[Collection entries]

--------------------------------

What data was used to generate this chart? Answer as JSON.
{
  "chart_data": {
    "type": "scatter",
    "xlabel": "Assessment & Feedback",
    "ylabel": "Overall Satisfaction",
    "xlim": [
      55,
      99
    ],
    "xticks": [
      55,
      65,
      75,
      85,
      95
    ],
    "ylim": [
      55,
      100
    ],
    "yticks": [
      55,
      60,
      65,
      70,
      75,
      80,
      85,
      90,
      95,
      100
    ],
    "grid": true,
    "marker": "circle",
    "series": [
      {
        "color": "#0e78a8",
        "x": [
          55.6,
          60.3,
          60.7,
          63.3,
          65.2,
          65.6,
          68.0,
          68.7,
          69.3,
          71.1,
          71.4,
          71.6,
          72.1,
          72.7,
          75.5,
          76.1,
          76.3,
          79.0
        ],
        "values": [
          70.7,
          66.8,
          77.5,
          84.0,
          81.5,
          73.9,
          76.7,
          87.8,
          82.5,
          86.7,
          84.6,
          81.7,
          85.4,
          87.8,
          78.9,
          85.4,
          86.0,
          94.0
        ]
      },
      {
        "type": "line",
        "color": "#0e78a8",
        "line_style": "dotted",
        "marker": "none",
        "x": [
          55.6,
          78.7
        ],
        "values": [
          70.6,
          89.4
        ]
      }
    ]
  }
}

--------------------------------

*Written instruction*
Each entry above is to be set down again in exactly the same words.

*Response to this task*
What data was used to generate this chart? Answer as JSON.
{
  "chart_data": {
    "type": "scatter",
    "xlabel": "Assessment & Feedback",
    "ylabel": "Overall Satisfaction",
    "xlim": [
      55,
      99
    ],
    "xticks": [
      55,
      65,
      75,
      85,
      95
    ],
    "ylim": [
      55,
      100
    ],
    "yticks": [
      55,
      60,
      65,
      70,
      75,
      80,
      85,
      90,
      95,
      100
    ],
    "grid": true,
    "marker": "circle",
    "series": [
      {
        "color": "#0e78a8",
        "x": [
          55.6,
          60.3,
          60.7,
          63.3,
          65.2,
          65.6,
          68.0,
          68.7,
          69.3,
          71.1,
          71.4,
          71.6,
          72.1,
          72.7,
          75.5,
          76.1,
          76.3,
          79.0
        ],
        "values": [
          70.7,
          66.8,
          77.5,
          84.0,
          81.5,
          73.9,
          76.7,
          87.8,
          82.5,
          86.7,
          84.6,
          81.7,
          85.4,
          87.8,
          78.9,
          85.4,
          86.0,
          94.0
        ]
      },
      {
        "type": "line",
        "color": "#0e78a8",
        "line_style": "dotted",
        "marker": "none",
        "x": [
          55.6,
          78.7
        ],
        "values": [
          70.6,
          89.4
        ]
      }
    ]
  }
}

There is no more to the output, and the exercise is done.